### LISTED ENTRIES
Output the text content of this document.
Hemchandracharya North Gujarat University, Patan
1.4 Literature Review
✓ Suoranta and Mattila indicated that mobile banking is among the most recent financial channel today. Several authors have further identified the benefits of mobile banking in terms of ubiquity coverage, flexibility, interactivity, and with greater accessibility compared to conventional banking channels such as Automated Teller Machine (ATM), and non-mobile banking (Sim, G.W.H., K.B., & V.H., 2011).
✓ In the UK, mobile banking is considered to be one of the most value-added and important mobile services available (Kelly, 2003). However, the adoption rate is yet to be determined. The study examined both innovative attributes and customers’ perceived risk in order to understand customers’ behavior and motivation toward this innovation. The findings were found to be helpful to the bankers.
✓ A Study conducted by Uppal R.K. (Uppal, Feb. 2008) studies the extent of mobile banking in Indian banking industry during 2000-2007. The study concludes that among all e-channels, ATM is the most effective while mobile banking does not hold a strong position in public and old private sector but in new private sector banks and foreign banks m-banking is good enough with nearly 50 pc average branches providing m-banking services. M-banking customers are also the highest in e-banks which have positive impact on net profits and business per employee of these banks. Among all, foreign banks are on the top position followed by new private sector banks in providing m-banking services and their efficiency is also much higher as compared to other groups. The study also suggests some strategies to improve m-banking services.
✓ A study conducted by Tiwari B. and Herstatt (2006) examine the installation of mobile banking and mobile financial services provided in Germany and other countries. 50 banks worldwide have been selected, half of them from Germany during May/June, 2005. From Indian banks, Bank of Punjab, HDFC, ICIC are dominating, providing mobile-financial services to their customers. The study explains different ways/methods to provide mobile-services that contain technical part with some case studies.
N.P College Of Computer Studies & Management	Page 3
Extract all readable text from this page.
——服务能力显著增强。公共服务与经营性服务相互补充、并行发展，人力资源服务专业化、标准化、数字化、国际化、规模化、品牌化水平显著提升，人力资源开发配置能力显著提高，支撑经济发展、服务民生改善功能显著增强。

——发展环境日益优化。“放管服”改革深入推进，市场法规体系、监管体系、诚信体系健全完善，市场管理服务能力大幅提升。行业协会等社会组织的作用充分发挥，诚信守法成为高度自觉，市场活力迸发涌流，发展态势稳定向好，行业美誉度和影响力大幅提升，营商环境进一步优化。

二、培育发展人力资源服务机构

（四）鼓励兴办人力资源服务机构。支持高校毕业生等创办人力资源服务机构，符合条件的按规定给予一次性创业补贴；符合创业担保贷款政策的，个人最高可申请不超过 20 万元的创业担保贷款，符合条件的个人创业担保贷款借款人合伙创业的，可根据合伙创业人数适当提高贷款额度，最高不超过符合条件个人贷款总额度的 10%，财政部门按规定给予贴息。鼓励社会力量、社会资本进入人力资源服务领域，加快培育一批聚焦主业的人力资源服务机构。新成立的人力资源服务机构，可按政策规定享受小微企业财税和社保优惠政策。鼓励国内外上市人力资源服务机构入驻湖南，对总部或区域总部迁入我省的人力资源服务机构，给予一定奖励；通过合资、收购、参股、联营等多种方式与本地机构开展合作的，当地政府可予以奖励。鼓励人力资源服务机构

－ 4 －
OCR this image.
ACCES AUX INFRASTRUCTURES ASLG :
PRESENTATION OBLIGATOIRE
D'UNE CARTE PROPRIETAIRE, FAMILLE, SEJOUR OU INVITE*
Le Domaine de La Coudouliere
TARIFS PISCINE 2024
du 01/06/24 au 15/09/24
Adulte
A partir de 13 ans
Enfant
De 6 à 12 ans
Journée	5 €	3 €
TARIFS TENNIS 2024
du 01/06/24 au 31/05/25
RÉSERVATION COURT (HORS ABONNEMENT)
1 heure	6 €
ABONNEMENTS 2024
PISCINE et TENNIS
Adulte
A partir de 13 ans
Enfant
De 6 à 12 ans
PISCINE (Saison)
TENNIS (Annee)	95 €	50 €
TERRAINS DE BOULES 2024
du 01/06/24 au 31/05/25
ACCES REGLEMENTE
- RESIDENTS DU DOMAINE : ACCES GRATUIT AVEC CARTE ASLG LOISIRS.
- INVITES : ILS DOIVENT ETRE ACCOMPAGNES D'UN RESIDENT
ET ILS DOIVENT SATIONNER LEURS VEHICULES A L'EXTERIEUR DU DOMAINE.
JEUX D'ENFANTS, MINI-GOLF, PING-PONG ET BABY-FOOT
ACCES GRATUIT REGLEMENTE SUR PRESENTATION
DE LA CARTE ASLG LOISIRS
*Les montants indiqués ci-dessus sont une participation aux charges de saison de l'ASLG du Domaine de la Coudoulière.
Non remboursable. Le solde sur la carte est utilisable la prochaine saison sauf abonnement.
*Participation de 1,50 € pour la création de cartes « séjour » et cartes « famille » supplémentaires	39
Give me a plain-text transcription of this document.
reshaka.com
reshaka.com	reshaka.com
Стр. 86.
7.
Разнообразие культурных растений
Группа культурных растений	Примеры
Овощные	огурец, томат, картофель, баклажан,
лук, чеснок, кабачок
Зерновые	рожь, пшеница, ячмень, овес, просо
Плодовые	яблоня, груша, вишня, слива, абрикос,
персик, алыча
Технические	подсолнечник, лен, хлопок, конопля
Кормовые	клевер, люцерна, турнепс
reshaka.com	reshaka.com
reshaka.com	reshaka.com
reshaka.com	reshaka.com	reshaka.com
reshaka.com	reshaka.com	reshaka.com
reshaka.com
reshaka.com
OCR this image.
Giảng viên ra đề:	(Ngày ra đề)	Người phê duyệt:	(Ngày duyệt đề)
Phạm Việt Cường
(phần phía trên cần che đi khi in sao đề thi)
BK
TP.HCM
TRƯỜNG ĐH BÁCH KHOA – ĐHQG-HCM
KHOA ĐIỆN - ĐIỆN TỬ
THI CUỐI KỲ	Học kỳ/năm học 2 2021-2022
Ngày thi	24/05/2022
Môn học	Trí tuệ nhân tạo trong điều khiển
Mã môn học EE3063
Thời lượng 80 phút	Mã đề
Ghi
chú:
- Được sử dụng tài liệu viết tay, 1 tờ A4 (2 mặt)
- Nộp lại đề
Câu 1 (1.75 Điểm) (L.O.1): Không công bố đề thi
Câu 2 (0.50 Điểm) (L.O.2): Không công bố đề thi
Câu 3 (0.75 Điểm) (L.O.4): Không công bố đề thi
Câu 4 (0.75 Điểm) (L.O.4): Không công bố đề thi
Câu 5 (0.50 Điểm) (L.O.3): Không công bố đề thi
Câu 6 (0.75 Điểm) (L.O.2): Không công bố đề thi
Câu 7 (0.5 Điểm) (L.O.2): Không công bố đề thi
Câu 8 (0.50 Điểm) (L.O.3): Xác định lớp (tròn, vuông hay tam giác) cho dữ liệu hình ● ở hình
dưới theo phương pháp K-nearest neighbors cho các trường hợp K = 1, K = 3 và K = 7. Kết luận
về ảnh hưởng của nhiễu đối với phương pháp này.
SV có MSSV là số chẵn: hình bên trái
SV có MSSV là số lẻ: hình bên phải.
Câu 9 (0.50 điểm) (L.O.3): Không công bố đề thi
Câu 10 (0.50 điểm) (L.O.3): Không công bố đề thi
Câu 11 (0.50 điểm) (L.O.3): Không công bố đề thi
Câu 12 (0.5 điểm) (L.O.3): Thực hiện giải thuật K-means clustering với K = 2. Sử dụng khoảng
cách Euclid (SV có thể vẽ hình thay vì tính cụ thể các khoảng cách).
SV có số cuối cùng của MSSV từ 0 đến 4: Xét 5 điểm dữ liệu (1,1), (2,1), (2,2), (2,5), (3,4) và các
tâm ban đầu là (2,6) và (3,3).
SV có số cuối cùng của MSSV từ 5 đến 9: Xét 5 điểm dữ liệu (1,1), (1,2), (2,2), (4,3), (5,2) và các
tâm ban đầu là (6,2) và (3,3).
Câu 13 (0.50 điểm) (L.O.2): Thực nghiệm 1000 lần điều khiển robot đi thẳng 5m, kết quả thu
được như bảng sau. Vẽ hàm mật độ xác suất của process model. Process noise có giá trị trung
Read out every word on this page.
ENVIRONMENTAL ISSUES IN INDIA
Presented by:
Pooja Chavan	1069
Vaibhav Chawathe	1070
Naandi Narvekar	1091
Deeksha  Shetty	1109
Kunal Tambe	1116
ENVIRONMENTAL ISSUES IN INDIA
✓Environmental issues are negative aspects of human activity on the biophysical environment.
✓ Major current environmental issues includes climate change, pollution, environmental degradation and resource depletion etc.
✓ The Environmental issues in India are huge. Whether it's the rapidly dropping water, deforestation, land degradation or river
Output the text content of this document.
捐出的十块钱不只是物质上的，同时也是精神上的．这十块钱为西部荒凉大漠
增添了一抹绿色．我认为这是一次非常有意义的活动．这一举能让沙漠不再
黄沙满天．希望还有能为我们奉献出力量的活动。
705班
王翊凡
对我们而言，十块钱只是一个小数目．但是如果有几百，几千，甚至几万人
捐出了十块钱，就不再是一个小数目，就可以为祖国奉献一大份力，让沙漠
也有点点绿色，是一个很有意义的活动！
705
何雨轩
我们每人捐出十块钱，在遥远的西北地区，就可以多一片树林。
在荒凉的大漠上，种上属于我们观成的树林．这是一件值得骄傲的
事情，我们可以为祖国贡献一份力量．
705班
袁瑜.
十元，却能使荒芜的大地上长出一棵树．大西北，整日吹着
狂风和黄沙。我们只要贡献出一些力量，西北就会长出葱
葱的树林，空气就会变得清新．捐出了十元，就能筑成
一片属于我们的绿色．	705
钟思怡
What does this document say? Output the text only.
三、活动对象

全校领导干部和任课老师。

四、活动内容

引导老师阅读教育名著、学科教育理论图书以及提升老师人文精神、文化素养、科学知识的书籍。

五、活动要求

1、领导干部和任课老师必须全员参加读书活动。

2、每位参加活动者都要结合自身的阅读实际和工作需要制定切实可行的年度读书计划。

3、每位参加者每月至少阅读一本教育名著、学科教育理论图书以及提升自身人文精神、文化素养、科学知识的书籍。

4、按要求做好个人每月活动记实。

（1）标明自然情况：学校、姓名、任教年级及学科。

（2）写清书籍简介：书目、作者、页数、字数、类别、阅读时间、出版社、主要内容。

### GIVEN PROBLEM
Going through the entries above, report how many lines include the string "degradation". The number alone is the answer.

### RESULT FOR THIS TASK
2